• _PROMPT_
Identify and reproduce every line holding the string "Operations".

Figure content listings:
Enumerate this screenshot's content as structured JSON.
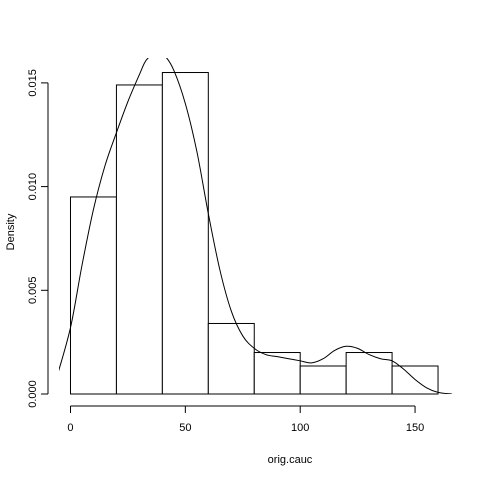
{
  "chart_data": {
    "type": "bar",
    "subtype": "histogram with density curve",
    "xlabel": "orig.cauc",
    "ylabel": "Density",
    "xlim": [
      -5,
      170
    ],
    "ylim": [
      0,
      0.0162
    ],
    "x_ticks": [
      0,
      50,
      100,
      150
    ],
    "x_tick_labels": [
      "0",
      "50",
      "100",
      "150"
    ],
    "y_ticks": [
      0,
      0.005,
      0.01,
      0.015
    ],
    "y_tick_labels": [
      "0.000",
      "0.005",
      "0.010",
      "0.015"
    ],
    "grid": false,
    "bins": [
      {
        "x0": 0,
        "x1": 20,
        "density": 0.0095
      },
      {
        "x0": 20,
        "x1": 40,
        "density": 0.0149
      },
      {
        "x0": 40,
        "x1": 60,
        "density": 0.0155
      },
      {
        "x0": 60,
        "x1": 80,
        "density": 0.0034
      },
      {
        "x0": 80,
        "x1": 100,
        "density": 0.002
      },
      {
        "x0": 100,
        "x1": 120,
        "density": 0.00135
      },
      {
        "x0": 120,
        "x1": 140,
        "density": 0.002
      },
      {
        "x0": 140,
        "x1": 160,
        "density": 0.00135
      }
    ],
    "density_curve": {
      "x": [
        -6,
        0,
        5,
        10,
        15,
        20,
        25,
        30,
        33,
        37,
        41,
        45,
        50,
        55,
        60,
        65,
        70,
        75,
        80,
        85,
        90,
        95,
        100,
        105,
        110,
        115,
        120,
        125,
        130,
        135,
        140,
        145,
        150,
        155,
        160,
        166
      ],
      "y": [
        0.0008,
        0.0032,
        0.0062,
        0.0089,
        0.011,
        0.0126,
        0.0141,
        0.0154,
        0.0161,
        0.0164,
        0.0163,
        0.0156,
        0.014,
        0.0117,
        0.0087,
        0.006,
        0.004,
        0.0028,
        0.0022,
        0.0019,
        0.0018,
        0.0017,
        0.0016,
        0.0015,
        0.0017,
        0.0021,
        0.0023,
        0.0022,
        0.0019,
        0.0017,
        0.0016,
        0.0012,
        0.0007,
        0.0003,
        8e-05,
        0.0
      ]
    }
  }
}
---
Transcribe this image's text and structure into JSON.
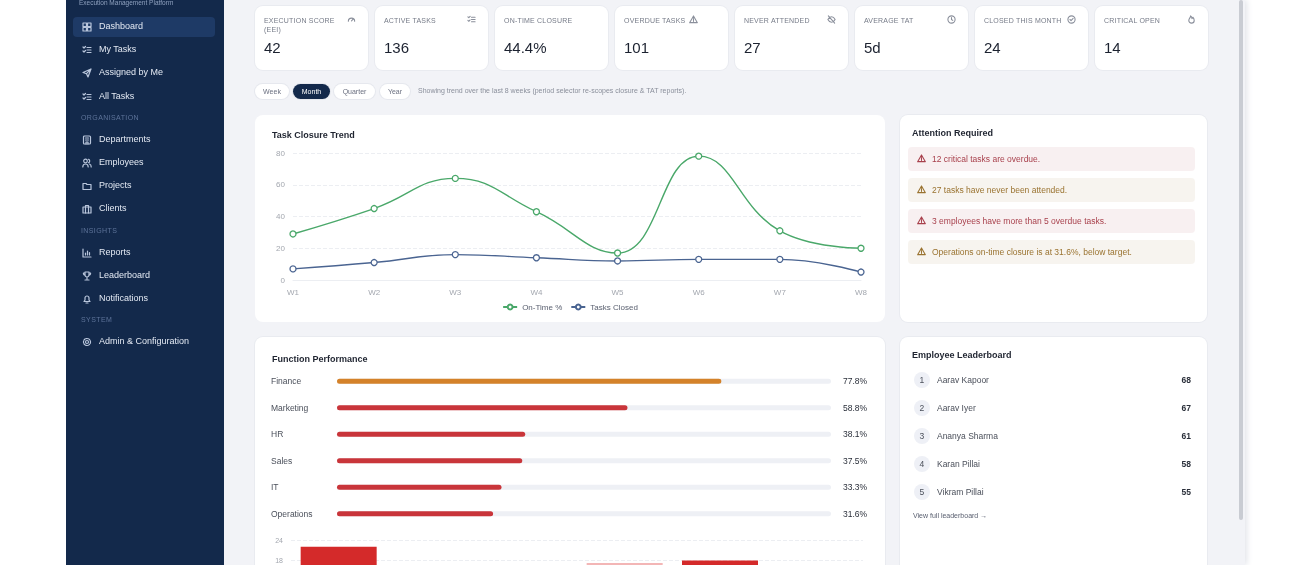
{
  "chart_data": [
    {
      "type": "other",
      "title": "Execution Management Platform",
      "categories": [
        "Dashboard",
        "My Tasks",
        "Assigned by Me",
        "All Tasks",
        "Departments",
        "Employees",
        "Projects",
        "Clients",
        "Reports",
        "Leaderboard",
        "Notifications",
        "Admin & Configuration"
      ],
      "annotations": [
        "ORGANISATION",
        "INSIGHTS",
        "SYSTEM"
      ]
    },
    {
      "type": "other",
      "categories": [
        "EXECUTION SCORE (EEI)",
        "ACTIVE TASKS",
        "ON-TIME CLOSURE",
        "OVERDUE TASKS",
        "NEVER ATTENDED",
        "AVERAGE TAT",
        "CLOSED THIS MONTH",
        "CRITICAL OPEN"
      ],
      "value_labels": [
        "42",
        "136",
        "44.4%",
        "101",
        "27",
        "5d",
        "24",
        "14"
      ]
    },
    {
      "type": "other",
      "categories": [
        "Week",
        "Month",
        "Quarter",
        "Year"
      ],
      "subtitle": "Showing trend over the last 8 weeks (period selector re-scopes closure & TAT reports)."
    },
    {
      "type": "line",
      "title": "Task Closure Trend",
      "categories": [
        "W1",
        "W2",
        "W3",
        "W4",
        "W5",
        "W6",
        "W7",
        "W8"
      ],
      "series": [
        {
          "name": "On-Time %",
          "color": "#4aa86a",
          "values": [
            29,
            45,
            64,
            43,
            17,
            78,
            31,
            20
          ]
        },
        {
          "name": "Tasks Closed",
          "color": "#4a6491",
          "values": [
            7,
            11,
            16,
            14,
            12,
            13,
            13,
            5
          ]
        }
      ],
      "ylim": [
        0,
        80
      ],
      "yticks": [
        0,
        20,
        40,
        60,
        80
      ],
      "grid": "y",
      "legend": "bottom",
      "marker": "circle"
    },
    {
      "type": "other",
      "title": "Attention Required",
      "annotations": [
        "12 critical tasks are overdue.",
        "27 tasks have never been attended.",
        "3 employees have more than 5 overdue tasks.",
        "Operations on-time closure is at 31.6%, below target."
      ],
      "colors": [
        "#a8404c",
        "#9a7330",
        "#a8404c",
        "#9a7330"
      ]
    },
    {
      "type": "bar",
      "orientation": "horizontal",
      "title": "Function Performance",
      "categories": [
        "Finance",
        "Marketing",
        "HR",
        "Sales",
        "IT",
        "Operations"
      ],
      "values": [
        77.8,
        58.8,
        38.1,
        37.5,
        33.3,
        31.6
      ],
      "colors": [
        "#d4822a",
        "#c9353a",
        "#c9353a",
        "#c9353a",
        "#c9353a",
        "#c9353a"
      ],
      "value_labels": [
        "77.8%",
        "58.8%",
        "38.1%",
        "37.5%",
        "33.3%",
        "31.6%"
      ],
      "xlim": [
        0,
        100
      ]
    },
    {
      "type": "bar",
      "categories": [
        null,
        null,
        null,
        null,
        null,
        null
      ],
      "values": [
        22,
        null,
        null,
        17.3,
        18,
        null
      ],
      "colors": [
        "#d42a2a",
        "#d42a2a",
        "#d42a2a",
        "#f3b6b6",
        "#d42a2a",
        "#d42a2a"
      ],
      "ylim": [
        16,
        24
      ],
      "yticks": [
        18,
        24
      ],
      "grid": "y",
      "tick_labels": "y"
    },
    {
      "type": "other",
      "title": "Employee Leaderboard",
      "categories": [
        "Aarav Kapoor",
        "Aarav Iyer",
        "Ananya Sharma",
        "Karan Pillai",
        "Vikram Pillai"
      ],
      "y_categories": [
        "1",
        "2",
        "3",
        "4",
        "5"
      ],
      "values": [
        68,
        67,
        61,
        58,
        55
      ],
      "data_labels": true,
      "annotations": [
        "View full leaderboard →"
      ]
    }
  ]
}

• _EXERCISE RESPONSE_
        "Operations on-time closure is at 31.6%, below target."
        "Operations"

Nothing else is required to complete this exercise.